Saved entries:
○ ○ ○ ○

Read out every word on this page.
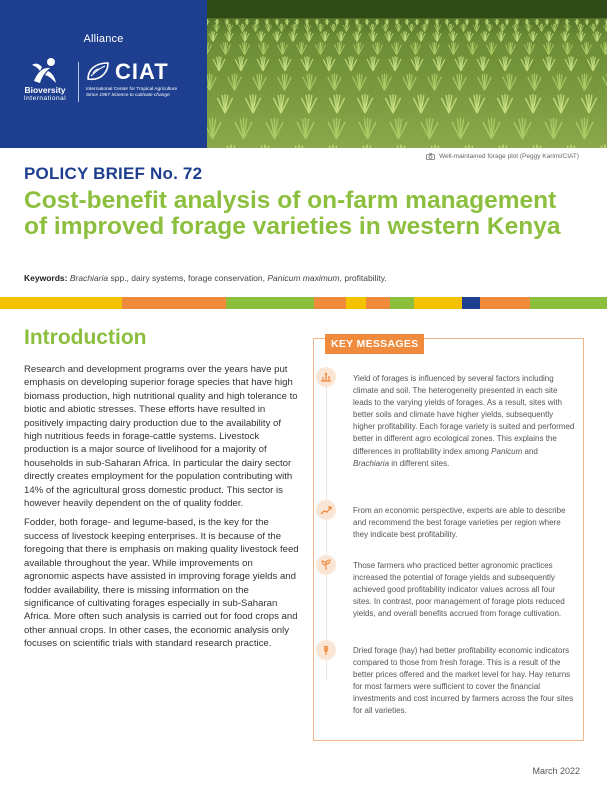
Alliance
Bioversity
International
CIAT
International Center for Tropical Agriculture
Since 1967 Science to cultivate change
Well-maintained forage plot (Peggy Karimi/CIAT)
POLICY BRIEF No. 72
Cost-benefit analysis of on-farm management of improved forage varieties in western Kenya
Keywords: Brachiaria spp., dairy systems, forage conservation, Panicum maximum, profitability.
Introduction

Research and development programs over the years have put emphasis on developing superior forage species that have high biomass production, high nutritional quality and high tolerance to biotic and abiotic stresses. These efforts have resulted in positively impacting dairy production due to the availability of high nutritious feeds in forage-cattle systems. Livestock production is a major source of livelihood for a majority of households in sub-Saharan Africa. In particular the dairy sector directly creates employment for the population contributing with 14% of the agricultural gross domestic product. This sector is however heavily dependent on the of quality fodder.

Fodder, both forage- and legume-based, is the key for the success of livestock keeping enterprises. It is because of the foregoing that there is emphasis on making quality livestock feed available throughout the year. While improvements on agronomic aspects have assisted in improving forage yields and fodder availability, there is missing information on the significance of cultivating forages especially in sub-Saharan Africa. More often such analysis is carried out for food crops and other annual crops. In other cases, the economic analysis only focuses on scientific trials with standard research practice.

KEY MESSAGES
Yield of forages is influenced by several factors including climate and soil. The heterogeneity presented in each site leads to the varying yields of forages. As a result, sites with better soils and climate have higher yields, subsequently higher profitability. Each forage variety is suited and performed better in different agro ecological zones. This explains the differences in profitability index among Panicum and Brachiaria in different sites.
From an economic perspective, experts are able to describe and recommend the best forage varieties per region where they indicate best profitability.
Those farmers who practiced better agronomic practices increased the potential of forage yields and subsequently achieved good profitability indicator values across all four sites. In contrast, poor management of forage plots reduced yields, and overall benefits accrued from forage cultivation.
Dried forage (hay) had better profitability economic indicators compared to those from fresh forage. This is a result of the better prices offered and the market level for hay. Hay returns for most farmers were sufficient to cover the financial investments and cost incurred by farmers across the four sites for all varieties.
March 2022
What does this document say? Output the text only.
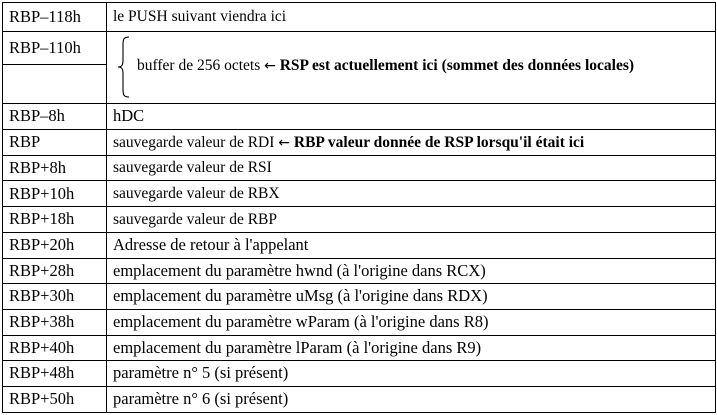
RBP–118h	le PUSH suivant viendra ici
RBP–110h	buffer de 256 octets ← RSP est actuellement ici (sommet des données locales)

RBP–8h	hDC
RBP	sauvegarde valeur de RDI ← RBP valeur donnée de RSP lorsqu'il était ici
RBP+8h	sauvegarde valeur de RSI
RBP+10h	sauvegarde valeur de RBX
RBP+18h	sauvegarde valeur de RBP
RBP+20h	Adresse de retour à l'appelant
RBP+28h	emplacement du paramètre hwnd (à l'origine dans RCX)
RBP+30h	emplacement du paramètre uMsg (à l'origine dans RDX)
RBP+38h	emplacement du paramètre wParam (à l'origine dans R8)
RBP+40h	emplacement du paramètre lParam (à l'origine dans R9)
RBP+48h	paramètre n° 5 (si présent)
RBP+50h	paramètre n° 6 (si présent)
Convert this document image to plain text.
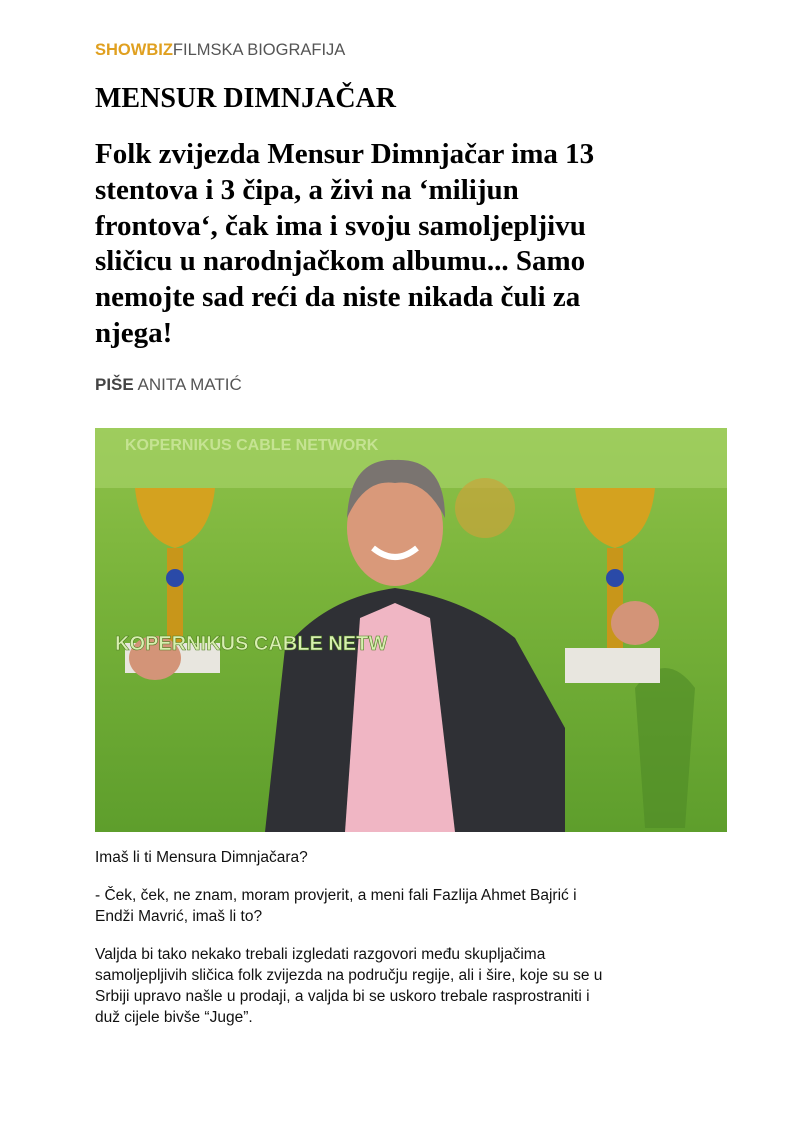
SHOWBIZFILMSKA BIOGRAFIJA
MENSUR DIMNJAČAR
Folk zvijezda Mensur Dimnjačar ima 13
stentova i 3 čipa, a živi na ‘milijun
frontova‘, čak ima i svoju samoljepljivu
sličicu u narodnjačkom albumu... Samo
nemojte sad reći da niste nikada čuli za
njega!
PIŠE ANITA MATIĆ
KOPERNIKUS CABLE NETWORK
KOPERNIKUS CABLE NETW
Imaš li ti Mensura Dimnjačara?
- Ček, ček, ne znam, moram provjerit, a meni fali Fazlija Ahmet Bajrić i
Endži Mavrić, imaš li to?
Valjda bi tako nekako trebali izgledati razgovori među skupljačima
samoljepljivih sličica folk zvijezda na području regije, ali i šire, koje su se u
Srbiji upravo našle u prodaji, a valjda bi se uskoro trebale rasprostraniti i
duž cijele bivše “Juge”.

○ ○ ○ ○

What the task asks ->
Omit the pictures. Transcribe every record exactly.

Task response ->
Read out every word on this page.
Alliance
Bioversity
International
CIAT
International Center for Tropical Agriculture
Since 1967 Science to cultivate change
Well-maintained forage plot (Peggy Karimi/CIAT)
POLICY BRIEF No. 72
Cost-benefit analysis of on-farm management of improved forage varieties in western Kenya
Keywords: Brachiaria spp., dairy systems, forage conservation, Panicum maximum, profitability.
Introduction

Research and development programs over the years have put emphasis on developing superior forage species that have high biomass production, high nutritional quality and high tolerance to biotic and abiotic stresses. These efforts have resulted in positively impacting dairy production due to the availability of high nutritious feeds in forage-cattle systems. Livestock production is a major source of livelihood for a majority of households in sub-Saharan Africa. In particular the dairy sector directly creates employment for the population contributing with 14% of the agricultural gross domestic product. This sector is however heavily dependent on the of quality fodder.

Fodder, both forage- and legume-based, is the key for the success of livestock keeping enterprises. It is because of the foregoing that there is emphasis on making quality livestock feed available throughout the year. While improvements on agronomic aspects have assisted in improving forage yields and fodder availability, there is missing information on the significance of cultivating forages especially in sub-Saharan Africa. More often such analysis is carried out for food crops and other annual crops. In other cases, the economic analysis only focuses on scientific trials with standard research practice.

KEY MESSAGES
Yield of forages is influenced by several factors including climate and soil. The heterogeneity presented in each site leads to the varying yields of forages. As a result, sites with better soils and climate have higher yields, subsequently higher profitability. Each forage variety is suited and performed better in different agro ecological zones. This explains the differences in profitability index among Panicum and Brachiaria in different sites.
From an economic perspective, experts are able to describe and recommend the best forage varieties per region where they indicate best profitability.
Those farmers who practiced better agronomic practices increased the potential of forage yields and subsequently achieved good profitability indicator values across all four sites. In contrast, poor management of forage plots reduced yields, and overall benefits accrued from forage cultivation.
Dried forage (hay) had better profitability economic indicators compared to those from fresh forage. This is a result of the better prices offered and the market level for hay. Hay returns for most farmers were sufficient to cover the financial investments and cost incurred by farmers across the four sites for all varieties.
March 2022
What does this document say? Output the text only.
RBP–118h	le PUSH suivant viendra ici
RBP–110h	buffer de 256 octets ← RSP est actuellement ici (sommet des données locales)

RBP–8h	hDC
RBP	sauvegarde valeur de RDI ← RBP valeur donnée de RSP lorsqu'il était ici
RBP+8h	sauvegarde valeur de RSI
RBP+10h	sauvegarde valeur de RBX
RBP+18h	sauvegarde valeur de RBP
RBP+20h	Adresse de retour à l'appelant
RBP+28h	emplacement du paramètre hwnd (à l'origine dans RCX)
RBP+30h	emplacement du paramètre uMsg (à l'origine dans RDX)
RBP+38h	emplacement du paramètre wParam (à l'origine dans R8)
RBP+40h	emplacement du paramètre lParam (à l'origine dans R9)
RBP+48h	paramètre n° 5 (si présent)
RBP+50h	paramètre n° 6 (si présent)
Convert this document image to plain text.
SHOWBIZFILMSKA BIOGRAFIJA
MENSUR DIMNJAČAR
Folk zvijezda Mensur Dimnjačar ima 13
stentova i 3 čipa, a živi na ‘milijun
frontova‘, čak ima i svoju samoljepljivu
sličicu u narodnjačkom albumu... Samo
nemojte sad reći da niste nikada čuli za
njega!
PIŠE ANITA MATIĆ
KOPERNIKUS CABLE NETWORK
KOPERNIKUS CABLE NETW
Imaš li ti Mensura Dimnjačara?
- Ček, ček, ne znam, moram provjerit, a meni fali Fazlija Ahmet Bajrić i
Endži Mavrić, imaš li to?
Valjda bi tako nekako trebali izgledati razgovori među skupljačima
samoljepljivih sličica folk zvijezda na području regije, ali i šire, koje su se u
Srbiji upravo našle u prodaji, a valjda bi se uskoro trebale rasprostraniti i
duž cijele bivše “Juge”.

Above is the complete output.